§ **What you will do**
Show all lines from the records below in which the string "Plugins" is present.

§ **Data**
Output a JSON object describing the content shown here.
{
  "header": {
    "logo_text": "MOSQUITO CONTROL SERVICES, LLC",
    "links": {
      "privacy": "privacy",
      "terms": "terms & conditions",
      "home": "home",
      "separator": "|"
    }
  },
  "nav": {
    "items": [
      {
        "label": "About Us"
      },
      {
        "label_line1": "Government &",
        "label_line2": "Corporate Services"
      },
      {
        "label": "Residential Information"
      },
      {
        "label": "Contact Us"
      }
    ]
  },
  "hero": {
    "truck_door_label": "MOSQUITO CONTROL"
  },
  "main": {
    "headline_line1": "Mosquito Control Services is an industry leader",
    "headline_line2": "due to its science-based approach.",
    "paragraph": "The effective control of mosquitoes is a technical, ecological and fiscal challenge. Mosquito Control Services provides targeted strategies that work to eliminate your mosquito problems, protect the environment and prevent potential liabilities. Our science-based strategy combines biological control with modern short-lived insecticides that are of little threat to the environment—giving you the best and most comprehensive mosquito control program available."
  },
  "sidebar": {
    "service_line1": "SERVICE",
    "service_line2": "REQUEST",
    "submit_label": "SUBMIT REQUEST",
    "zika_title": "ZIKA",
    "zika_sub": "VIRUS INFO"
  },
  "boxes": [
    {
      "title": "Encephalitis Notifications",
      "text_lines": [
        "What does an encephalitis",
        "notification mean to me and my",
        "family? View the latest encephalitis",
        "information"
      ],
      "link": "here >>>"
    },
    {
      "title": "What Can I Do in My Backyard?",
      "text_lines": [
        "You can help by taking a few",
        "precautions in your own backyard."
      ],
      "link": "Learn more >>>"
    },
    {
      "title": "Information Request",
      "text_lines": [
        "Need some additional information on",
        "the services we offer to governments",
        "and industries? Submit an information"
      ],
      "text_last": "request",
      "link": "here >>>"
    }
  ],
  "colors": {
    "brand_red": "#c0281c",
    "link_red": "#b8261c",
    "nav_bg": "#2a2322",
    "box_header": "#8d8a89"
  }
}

* * *

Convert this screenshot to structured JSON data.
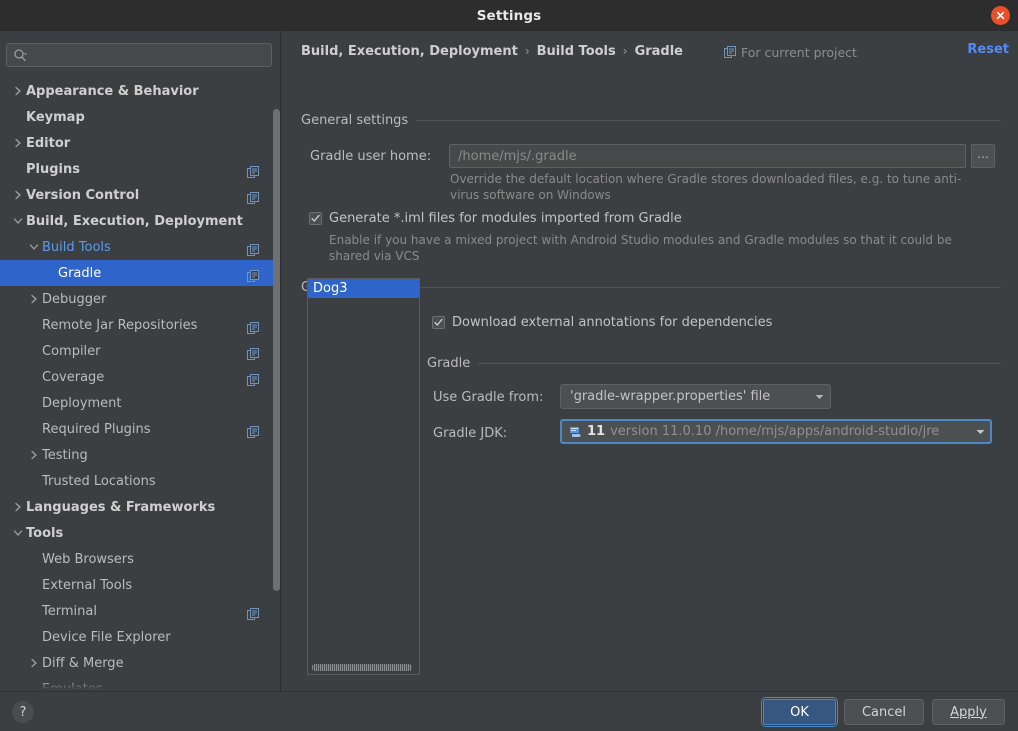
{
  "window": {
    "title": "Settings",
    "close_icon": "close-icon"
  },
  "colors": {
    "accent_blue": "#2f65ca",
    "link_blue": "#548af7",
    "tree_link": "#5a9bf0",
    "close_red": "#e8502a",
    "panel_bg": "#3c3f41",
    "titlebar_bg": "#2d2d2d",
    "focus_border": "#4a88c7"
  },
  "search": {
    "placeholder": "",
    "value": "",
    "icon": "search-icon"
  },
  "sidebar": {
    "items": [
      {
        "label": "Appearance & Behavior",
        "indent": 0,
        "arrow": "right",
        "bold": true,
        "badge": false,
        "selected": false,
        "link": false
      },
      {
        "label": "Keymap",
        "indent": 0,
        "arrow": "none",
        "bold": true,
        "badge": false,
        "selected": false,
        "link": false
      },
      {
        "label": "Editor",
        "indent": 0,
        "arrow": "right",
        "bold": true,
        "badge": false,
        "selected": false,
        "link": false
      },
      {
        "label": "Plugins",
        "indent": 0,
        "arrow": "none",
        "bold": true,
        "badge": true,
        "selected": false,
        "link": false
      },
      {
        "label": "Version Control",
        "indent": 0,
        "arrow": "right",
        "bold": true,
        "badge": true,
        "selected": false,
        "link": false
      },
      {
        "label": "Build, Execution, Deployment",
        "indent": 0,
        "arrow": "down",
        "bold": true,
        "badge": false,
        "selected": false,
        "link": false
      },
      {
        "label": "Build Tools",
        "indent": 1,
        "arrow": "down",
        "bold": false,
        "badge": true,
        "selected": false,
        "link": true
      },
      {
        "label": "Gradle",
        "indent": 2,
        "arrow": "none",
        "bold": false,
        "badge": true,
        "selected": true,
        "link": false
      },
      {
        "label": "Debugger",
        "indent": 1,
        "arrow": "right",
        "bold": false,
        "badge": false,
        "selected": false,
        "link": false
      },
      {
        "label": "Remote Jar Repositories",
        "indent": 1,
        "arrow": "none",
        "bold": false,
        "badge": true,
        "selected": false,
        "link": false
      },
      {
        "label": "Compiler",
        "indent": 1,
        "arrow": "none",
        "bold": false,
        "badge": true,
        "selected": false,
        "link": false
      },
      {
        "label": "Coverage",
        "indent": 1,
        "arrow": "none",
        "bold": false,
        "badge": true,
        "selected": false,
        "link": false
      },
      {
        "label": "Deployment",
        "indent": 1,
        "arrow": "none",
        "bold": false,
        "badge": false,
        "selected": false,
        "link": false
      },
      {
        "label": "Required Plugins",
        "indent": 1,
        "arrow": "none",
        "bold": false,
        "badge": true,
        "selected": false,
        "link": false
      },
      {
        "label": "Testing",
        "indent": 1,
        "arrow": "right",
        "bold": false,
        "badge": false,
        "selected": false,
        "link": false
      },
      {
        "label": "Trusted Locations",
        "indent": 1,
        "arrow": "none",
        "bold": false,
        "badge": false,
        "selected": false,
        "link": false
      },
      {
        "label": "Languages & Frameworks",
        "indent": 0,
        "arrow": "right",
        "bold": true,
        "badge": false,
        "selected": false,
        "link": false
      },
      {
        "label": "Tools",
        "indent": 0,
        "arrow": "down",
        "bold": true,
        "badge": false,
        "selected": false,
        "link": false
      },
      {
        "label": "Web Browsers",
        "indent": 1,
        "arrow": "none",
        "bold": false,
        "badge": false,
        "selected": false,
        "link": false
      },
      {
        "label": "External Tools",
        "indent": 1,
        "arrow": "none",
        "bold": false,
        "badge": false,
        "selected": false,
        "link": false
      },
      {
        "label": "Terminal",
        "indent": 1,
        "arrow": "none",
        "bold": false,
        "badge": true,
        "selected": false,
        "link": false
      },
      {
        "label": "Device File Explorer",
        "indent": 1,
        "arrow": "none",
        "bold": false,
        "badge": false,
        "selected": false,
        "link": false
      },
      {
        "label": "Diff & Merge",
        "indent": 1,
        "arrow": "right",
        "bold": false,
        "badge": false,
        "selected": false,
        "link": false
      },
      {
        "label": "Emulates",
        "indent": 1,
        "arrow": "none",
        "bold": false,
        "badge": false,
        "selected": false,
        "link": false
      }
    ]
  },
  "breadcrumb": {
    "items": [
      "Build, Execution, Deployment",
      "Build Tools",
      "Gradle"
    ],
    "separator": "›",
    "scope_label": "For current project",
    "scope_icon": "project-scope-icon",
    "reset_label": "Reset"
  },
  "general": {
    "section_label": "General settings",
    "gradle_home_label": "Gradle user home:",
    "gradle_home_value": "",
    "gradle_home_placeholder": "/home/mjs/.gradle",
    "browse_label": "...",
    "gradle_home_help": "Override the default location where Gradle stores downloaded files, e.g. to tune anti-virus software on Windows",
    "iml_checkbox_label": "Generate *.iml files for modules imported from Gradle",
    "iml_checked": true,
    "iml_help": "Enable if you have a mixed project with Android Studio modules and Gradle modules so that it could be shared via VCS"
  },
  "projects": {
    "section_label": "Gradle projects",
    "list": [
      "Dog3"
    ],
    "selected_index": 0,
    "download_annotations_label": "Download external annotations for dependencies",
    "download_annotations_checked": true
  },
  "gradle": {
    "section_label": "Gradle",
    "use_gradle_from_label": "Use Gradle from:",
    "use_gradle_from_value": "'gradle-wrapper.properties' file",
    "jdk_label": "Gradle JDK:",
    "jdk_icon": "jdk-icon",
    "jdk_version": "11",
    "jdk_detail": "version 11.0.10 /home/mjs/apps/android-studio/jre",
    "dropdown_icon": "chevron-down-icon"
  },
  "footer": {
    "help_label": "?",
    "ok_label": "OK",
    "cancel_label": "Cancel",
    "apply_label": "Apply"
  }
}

§ **Task response**
        "label": "Plugins",
        "label": "Required Plugins",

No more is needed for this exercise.